## WRITTEN REQUEST
Retype the listing that follows, exactly as written.

## DATA SUPPLIED
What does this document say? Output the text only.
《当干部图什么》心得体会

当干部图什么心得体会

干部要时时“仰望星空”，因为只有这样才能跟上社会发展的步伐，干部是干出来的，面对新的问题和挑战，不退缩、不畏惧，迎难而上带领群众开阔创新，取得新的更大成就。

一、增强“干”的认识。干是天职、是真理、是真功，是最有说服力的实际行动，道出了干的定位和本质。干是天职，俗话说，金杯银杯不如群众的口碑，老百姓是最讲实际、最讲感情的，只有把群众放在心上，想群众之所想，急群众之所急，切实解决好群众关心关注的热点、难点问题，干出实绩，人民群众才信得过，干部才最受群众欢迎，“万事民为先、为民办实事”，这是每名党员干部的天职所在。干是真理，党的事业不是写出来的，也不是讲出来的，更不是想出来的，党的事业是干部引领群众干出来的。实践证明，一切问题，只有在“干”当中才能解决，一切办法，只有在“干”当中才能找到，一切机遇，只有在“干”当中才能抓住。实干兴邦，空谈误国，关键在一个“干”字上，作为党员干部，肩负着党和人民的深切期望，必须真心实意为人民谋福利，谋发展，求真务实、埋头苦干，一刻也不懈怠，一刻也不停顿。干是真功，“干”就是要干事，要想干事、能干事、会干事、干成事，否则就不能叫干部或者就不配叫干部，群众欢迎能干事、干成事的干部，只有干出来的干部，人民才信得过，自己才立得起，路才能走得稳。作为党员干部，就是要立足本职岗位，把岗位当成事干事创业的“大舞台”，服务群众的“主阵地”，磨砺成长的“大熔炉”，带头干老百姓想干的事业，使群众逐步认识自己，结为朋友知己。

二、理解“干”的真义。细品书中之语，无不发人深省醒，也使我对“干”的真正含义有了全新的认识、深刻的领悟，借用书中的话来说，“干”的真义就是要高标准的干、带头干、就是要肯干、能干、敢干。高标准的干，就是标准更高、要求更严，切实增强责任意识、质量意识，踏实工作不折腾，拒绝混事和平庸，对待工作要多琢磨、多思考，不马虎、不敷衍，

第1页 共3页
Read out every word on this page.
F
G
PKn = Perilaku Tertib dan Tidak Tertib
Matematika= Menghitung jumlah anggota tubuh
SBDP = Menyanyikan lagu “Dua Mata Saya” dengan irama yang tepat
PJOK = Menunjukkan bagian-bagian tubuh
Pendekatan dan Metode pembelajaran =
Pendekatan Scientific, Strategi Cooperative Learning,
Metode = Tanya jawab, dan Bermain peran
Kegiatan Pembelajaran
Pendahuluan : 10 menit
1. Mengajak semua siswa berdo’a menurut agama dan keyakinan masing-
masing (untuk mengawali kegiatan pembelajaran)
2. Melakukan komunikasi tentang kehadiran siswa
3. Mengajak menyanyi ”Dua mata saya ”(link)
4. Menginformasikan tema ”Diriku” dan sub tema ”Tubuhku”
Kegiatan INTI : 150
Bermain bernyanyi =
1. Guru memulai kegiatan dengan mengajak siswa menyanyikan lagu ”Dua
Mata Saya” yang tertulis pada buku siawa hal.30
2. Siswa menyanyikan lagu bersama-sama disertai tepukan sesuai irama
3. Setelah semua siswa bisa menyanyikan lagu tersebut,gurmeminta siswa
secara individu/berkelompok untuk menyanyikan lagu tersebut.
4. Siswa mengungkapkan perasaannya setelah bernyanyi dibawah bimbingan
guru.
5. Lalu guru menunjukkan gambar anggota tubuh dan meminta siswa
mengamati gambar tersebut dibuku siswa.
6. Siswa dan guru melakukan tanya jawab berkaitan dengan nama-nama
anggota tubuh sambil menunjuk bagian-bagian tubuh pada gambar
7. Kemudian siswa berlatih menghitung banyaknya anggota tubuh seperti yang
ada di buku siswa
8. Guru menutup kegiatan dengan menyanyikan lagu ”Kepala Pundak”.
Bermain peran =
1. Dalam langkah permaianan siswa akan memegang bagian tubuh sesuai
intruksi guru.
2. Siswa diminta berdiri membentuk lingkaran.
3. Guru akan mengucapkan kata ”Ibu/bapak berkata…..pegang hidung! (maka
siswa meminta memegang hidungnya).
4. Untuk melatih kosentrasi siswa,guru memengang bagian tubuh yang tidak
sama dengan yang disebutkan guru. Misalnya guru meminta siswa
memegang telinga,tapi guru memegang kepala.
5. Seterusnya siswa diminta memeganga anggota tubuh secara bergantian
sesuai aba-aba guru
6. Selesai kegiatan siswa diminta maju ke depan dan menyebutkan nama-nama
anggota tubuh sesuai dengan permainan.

## TASK OUTPUT
What does this document say? Output the text only.
《当干部图什么》心得体会

当干部图什么心得体会

干部要时时“仰望星空”，因为只有这样才能跟上社会发展的步伐，干部是干出来的，面对新的问题和挑战，不退缩、不畏惧，迎难而上带领群众开阔创新，取得新的更大成就。

一、增强“干”的认识。干是天职、是真理、是真功，是最有说服力的实际行动，道出了干的定位和本质。干是天职，俗话说，金杯银杯不如群众的口碑，老百姓是最讲实际、最讲感情的，只有把群众放在心上，想群众之所想，急群众之所急，切实解决好群众关心关注的热点、难点问题，干出实绩，人民群众才信得过，干部才最受群众欢迎，“万事民为先、为民办实事”，这是每名党员干部的天职所在。干是真理，党的事业不是写出来的，也不是讲出来的，更不是想出来的，党的事业是干部引领群众干出来的。实践证明，一切问题，只有在“干”当中才能解决，一切办法，只有在“干”当中才能找到，一切机遇，只有在“干”当中才能抓住。实干兴邦，空谈误国，关键在一个“干”字上，作为党员干部，肩负着党和人民的深切期望，必须真心实意为人民谋福利，谋发展，求真务实、埋头苦干，一刻也不懈怠，一刻也不停顿。干是真功，“干”就是要干事，要想干事、能干事、会干事、干成事，否则就不能叫干部或者就不配叫干部，群众欢迎能干事、干成事的干部，只有干出来的干部，人民才信得过，自己才立得起，路才能走得稳。作为党员干部，就是要立足本职岗位，把岗位当成事干事创业的“大舞台”，服务群众的“主阵地”，磨砺成长的“大熔炉”，带头干老百姓想干的事业，使群众逐步认识自己，结为朋友知己。

二、理解“干”的真义。细品书中之语，无不发人深省醒，也使我对“干”的真正含义有了全新的认识、深刻的领悟，借用书中的话来说，“干”的真义就是要高标准的干、带头干、就是要肯干、能干、敢干。高标准的干，就是标准更高、要求更严，切实增强责任意识、质量意识，踏实工作不折腾，拒绝混事和平庸，对待工作要多琢磨、多思考，不马虎、不敷衍，

第1页 共3页
Read out every word on this page.
F
G
PKn = Perilaku Tertib dan Tidak Tertib
Matematika= Menghitung jumlah anggota tubuh
SBDP = Menyanyikan lagu “Dua Mata Saya” dengan irama yang tepat
PJOK = Menunjukkan bagian-bagian tubuh
Pendekatan dan Metode pembelajaran =
Pendekatan Scientific, Strategi Cooperative Learning,
Metode = Tanya jawab, dan Bermain peran
Kegiatan Pembelajaran
Pendahuluan : 10 menit
1. Mengajak semua siswa berdo’a menurut agama dan keyakinan masing-
masing (untuk mengawali kegiatan pembelajaran)
2. Melakukan komunikasi tentang kehadiran siswa
3. Mengajak menyanyi ”Dua mata saya ”(link)
4. Menginformasikan tema ”Diriku” dan sub tema ”Tubuhku”
Kegiatan INTI : 150
Bermain bernyanyi =
1. Guru memulai kegiatan dengan mengajak siswa menyanyikan lagu ”Dua
Mata Saya” yang tertulis pada buku siawa hal.30
2. Siswa menyanyikan lagu bersama-sama disertai tepukan sesuai irama
3. Setelah semua siswa bisa menyanyikan lagu tersebut,gurmeminta siswa
secara individu/berkelompok untuk menyanyikan lagu tersebut.
4. Siswa mengungkapkan perasaannya setelah bernyanyi dibawah bimbingan
guru.
5. Lalu guru menunjukkan gambar anggota tubuh dan meminta siswa
mengamati gambar tersebut dibuku siswa.
6. Siswa dan guru melakukan tanya jawab berkaitan dengan nama-nama
anggota tubuh sambil menunjuk bagian-bagian tubuh pada gambar
7. Kemudian siswa berlatih menghitung banyaknya anggota tubuh seperti yang
ada di buku siswa
8. Guru menutup kegiatan dengan menyanyikan lagu ”Kepala Pundak”.
Bermain peran =
1. Dalam langkah permaianan siswa akan memegang bagian tubuh sesuai
intruksi guru.
2. Siswa diminta berdiri membentuk lingkaran.
3. Guru akan mengucapkan kata ”Ibu/bapak berkata…..pegang hidung! (maka
siswa meminta memegang hidungnya).
4. Untuk melatih kosentrasi siswa,guru memengang bagian tubuh yang tidak
sama dengan yang disebutkan guru. Misalnya guru meminta siswa
memegang telinga,tapi guru memegang kepala.
5. Seterusnya siswa diminta memeganga anggota tubuh secara bergantian
sesuai aba-aba guru
6. Selesai kegiatan siswa diminta maju ke depan dan menyebutkan nama-nama
anggota tubuh sesuai dengan permainan.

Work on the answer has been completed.